Exercise objective >> Copy out all of the material exactly.

===============

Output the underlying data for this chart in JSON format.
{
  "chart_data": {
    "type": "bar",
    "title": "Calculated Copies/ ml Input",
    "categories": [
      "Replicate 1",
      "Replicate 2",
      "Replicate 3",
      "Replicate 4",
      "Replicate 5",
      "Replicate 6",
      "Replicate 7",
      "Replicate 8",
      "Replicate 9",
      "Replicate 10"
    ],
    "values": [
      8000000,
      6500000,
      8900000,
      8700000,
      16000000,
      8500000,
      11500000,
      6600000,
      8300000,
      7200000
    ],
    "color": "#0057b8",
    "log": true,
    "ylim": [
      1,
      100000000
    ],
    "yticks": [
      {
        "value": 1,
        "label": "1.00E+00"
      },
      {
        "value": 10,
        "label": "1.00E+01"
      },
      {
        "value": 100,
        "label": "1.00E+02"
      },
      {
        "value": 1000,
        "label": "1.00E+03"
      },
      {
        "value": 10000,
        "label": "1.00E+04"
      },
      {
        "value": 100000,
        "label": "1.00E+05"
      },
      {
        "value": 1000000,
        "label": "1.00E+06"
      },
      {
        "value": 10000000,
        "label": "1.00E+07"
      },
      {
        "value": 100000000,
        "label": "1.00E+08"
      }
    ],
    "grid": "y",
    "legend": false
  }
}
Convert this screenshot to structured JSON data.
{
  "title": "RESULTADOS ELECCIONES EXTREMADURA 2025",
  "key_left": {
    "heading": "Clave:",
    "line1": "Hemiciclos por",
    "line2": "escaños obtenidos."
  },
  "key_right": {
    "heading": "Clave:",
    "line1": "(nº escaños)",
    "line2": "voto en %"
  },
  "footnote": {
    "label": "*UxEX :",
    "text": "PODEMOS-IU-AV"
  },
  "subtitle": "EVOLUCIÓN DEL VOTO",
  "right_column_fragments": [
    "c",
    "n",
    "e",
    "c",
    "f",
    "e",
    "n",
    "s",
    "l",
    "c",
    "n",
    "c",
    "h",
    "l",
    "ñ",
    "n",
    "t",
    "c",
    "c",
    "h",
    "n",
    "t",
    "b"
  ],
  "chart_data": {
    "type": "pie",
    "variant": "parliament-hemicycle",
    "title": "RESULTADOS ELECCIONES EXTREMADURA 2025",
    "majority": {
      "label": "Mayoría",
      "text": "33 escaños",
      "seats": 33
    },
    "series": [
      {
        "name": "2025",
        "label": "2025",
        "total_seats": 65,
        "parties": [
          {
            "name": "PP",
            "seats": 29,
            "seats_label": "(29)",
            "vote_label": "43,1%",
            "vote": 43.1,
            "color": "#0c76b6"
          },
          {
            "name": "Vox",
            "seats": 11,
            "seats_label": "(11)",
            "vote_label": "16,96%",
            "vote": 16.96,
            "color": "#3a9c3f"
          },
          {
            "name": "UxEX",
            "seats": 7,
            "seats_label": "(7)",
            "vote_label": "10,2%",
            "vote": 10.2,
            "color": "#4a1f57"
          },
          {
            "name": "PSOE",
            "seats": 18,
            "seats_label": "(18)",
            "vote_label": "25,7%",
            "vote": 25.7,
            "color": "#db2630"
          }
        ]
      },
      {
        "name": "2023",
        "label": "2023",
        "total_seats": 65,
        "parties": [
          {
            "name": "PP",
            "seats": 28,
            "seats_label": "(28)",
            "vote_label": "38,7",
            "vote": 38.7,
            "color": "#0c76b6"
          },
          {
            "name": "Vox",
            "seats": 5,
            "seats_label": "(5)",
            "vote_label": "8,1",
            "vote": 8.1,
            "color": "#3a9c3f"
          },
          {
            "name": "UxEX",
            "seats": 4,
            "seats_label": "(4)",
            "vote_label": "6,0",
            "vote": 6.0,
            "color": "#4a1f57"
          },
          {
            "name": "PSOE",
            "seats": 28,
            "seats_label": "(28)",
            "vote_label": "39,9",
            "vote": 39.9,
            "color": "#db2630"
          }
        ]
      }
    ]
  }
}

===============

Exercise output >>
Output the underlying data for this chart in JSON format.
{
  "chart_data": {
    "type": "bar",
    "title": "Calculated Copies/ ml Input",
    "categories": [
      "Replicate 1",
      "Replicate 2",
      "Replicate 3",
      "Replicate 4",
      "Replicate 5",
      "Replicate 6",
      "Replicate 7",
      "Replicate 8",
      "Replicate 9",
      "Replicate 10"
    ],
    "values": [
      8000000,
      6500000,
      8900000,
      8700000,
      16000000,
      8500000,
      11500000,
      6600000,
      8300000,
      7200000
    ],
    "color": "#0057b8",
    "log": true,
    "ylim": [
      1,
      100000000
    ],
    "yticks": [
      {
        "value": 1,
        "label": "1.00E+00"
      },
      {
        "value": 10,
        "label": "1.00E+01"
      },
      {
        "value": 100,
        "label": "1.00E+02"
      },
      {
        "value": 1000,
        "label": "1.00E+03"
      },
      {
        "value": 10000,
        "label": "1.00E+04"
      },
      {
        "value": 100000,
        "label": "1.00E+05"
      },
      {
        "value": 1000000,
        "label": "1.00E+06"
      },
      {
        "value": 10000000,
        "label": "1.00E+07"
      },
      {
        "value": 100000000,
        "label": "1.00E+08"
      }
    ],
    "grid": "y",
    "legend": false
  }
}
Convert this screenshot to structured JSON data.
{
  "title": "RESULTADOS ELECCIONES EXTREMADURA 2025",
  "key_left": {
    "heading": "Clave:",
    "line1": "Hemiciclos por",
    "line2": "escaños obtenidos."
  },
  "key_right": {
    "heading": "Clave:",
    "line1": "(nº escaños)",
    "line2": "voto en %"
  },
  "footnote": {
    "label": "*UxEX :",
    "text": "PODEMOS-IU-AV"
  },
  "subtitle": "EVOLUCIÓN DEL VOTO",
  "right_column_fragments": [
    "c",
    "n",
    "e",
    "c",
    "f",
    "e",
    "n",
    "s",
    "l",
    "c",
    "n",
    "c",
    "h",
    "l",
    "ñ",
    "n",
    "t",
    "c",
    "c",
    "h",
    "n",
    "t",
    "b"
  ],
  "chart_data": {
    "type": "pie",
    "variant": "parliament-hemicycle",
    "title": "RESULTADOS ELECCIONES EXTREMADURA 2025",
    "majority": {
      "label": "Mayoría",
      "text": "33 escaños",
      "seats": 33
    },
    "series": [
      {
        "name": "2025",
        "label": "2025",
        "total_seats": 65,
        "parties": [
          {
            "name": "PP",
            "seats": 29,
            "seats_label": "(29)",
            "vote_label": "43,1%",
            "vote": 43.1,
            "color": "#0c76b6"
          },
          {
            "name": "Vox",
            "seats": 11,
            "seats_label": "(11)",
            "vote_label": "16,96%",
            "vote": 16.96,
            "color": "#3a9c3f"
          },
          {
            "name": "UxEX",
            "seats": 7,
            "seats_label": "(7)",
            "vote_label": "10,2%",
            "vote": 10.2,
            "color": "#4a1f57"
          },
          {
            "name": "PSOE",
            "seats": 18,
            "seats_label": "(18)",
            "vote_label": "25,7%",
            "vote": 25.7,
            "color": "#db2630"
          }
        ]
      },
      {
        "name": "2023",
        "label": "2023",
        "total_seats": 65,
        "parties": [
          {
            "name": "PP",
            "seats": 28,
            "seats_label": "(28)",
            "vote_label": "38,7",
            "vote": 38.7,
            "color": "#0c76b6"
          },
          {
            "name": "Vox",
            "seats": 5,
            "seats_label": "(5)",
            "vote_label": "8,1",
            "vote": 8.1,
            "color": "#3a9c3f"
          },
          {
            "name": "UxEX",
            "seats": 4,
            "seats_label": "(4)",
            "vote_label": "6,0",
            "vote": 6.0,
            "color": "#4a1f57"
          },
          {
            "name": "PSOE",
            "seats": 28,
            "seats_label": "(28)",
            "vote_label": "39,9",
            "vote": 39.9,
            "color": "#db2630"
          }
        ]
      }
    ]
  }
}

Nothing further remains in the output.